* _To do_
Print the data exactly as it is given, please.

--- Start of Items ---

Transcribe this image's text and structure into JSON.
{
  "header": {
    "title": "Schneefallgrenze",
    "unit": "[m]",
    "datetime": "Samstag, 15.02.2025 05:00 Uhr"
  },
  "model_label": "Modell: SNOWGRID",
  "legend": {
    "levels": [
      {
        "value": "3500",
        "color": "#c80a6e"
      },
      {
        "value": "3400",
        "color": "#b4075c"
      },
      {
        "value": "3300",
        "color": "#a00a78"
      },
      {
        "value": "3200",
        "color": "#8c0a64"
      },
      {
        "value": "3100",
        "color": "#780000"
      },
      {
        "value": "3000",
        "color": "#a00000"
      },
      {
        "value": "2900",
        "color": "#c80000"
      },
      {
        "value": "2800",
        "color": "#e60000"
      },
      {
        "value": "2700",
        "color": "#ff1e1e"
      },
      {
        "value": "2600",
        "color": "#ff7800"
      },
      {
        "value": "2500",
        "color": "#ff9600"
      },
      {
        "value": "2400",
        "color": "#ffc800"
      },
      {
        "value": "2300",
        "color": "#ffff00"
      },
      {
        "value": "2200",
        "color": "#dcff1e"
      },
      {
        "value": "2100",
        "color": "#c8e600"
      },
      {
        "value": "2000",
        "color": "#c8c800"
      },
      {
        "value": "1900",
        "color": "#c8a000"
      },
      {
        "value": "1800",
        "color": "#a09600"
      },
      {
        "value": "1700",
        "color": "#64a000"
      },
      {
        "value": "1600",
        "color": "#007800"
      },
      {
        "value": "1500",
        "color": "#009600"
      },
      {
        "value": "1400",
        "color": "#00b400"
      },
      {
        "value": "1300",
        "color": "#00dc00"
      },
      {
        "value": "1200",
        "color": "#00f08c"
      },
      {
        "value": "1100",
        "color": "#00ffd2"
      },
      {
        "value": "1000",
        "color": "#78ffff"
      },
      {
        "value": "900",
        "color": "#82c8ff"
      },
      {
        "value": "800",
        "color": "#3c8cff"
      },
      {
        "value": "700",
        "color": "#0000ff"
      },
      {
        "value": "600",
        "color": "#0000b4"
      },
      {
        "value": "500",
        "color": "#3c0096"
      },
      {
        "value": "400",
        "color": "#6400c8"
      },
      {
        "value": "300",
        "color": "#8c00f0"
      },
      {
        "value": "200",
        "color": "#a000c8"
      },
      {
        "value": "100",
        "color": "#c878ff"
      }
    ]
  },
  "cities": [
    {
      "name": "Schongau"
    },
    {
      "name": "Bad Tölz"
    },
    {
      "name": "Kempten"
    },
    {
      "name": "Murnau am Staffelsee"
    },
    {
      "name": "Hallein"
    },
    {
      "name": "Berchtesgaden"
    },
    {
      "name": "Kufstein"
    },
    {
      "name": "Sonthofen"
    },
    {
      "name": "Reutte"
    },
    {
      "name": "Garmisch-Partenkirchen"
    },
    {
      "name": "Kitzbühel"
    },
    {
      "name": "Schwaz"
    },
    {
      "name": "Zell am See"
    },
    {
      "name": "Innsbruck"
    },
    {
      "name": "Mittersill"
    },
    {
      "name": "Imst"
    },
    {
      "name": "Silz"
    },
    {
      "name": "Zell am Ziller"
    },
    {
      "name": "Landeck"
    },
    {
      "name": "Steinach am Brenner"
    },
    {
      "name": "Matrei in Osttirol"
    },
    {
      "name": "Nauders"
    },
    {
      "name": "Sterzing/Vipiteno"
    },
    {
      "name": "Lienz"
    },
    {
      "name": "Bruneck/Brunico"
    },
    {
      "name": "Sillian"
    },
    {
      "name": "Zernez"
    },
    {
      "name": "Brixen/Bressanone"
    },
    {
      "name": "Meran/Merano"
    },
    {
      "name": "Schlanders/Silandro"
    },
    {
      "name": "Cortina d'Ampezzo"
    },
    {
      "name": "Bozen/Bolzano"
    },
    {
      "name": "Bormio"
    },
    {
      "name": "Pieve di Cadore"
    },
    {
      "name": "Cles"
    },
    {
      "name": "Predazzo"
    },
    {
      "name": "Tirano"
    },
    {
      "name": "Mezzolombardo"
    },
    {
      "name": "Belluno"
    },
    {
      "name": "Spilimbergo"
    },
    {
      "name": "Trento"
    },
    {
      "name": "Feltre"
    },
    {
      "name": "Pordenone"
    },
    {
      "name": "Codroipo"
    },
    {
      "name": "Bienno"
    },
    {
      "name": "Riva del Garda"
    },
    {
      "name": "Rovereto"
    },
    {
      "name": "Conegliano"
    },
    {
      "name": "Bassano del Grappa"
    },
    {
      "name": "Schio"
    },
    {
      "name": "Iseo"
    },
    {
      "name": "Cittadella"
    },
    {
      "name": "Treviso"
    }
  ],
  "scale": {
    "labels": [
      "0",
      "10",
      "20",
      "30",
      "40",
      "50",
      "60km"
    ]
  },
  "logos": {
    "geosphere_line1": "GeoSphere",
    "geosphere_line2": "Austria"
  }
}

--- End of Items ---

* _Problem solution_
Transcribe this image's text and structure into JSON.
{
  "header": {
    "title": "Schneefallgrenze",
    "unit": "[m]",
    "datetime": "Samstag, 15.02.2025 05:00 Uhr"
  },
  "model_label": "Modell: SNOWGRID",
  "legend": {
    "levels": [
      {
        "value": "3500",
        "color": "#c80a6e"
      },
      {
        "value": "3400",
        "color": "#b4075c"
      },
      {
        "value": "3300",
        "color": "#a00a78"
      },
      {
        "value": "3200",
        "color": "#8c0a64"
      },
      {
        "value": "3100",
        "color": "#780000"
      },
      {
        "value": "3000",
        "color": "#a00000"
      },
      {
        "value": "2900",
        "color": "#c80000"
      },
      {
        "value": "2800",
        "color": "#e60000"
      },
      {
        "value": "2700",
        "color": "#ff1e1e"
      },
      {
        "value": "2600",
        "color": "#ff7800"
      },
      {
        "value": "2500",
        "color": "#ff9600"
      },
      {
        "value": "2400",
        "color": "#ffc800"
      },
      {
        "value": "2300",
        "color": "#ffff00"
      },
      {
        "value": "2200",
        "color": "#dcff1e"
      },
      {
        "value": "2100",
        "color": "#c8e600"
      },
      {
        "value": "2000",
        "color": "#c8c800"
      },
      {
        "value": "1900",
        "color": "#c8a000"
      },
      {
        "value": "1800",
        "color": "#a09600"
      },
      {
        "value": "1700",
        "color": "#64a000"
      },
      {
        "value": "1600",
        "color": "#007800"
      },
      {
        "value": "1500",
        "color": "#009600"
      },
      {
        "value": "1400",
        "color": "#00b400"
      },
      {
        "value": "1300",
        "color": "#00dc00"
      },
      {
        "value": "1200",
        "color": "#00f08c"
      },
      {
        "value": "1100",
        "color": "#00ffd2"
      },
      {
        "value": "1000",
        "color": "#78ffff"
      },
      {
        "value": "900",
        "color": "#82c8ff"
      },
      {
        "value": "800",
        "color": "#3c8cff"
      },
      {
        "value": "700",
        "color": "#0000ff"
      },
      {
        "value": "600",
        "color": "#0000b4"
      },
      {
        "value": "500",
        "color": "#3c0096"
      },
      {
        "value": "400",
        "color": "#6400c8"
      },
      {
        "value": "300",
        "color": "#8c00f0"
      },
      {
        "value": "200",
        "color": "#a000c8"
      },
      {
        "value": "100",
        "color": "#c878ff"
      }
    ]
  },
  "cities": [
    {
      "name": "Schongau"
    },
    {
      "name": "Bad Tölz"
    },
    {
      "name": "Kempten"
    },
    {
      "name": "Murnau am Staffelsee"
    },
    {
      "name": "Hallein"
    },
    {
      "name": "Berchtesgaden"
    },
    {
      "name": "Kufstein"
    },
    {
      "name": "Sonthofen"
    },
    {
      "name": "Reutte"
    },
    {
      "name": "Garmisch-Partenkirchen"
    },
    {
      "name": "Kitzbühel"
    },
    {
      "name": "Schwaz"
    },
    {
      "name": "Zell am See"
    },
    {
      "name": "Innsbruck"
    },
    {
      "name": "Mittersill"
    },
    {
      "name": "Imst"
    },
    {
      "name": "Silz"
    },
    {
      "name": "Zell am Ziller"
    },
    {
      "name": "Landeck"
    },
    {
      "name": "Steinach am Brenner"
    },
    {
      "name": "Matrei in Osttirol"
    },
    {
      "name": "Nauders"
    },
    {
      "name": "Sterzing/Vipiteno"
    },
    {
      "name": "Lienz"
    },
    {
      "name": "Bruneck/Brunico"
    },
    {
      "name": "Sillian"
    },
    {
      "name": "Zernez"
    },
    {
      "name": "Brixen/Bressanone"
    },
    {
      "name": "Meran/Merano"
    },
    {
      "name": "Schlanders/Silandro"
    },
    {
      "name": "Cortina d'Ampezzo"
    },
    {
      "name": "Bozen/Bolzano"
    },
    {
      "name": "Bormio"
    },
    {
      "name": "Pieve di Cadore"
    },
    {
      "name": "Cles"
    },
    {
      "name": "Predazzo"
    },
    {
      "name": "Tirano"
    },
    {
      "name": "Mezzolombardo"
    },
    {
      "name": "Belluno"
    },
    {
      "name": "Spilimbergo"
    },
    {
      "name": "Trento"
    },
    {
      "name": "Feltre"
    },
    {
      "name": "Pordenone"
    },
    {
      "name": "Codroipo"
    },
    {
      "name": "Bienno"
    },
    {
      "name": "Riva del Garda"
    },
    {
      "name": "Rovereto"
    },
    {
      "name": "Conegliano"
    },
    {
      "name": "Bassano del Grappa"
    },
    {
      "name": "Schio"
    },
    {
      "name": "Iseo"
    },
    {
      "name": "Cittadella"
    },
    {
      "name": "Treviso"
    }
  ],
  "scale": {
    "labels": [
      "0",
      "10",
      "20",
      "30",
      "40",
      "50",
      "60km"
    ]
  },
  "logos": {
    "geosphere_line1": "GeoSphere",
    "geosphere_line2": "Austria"
  }
}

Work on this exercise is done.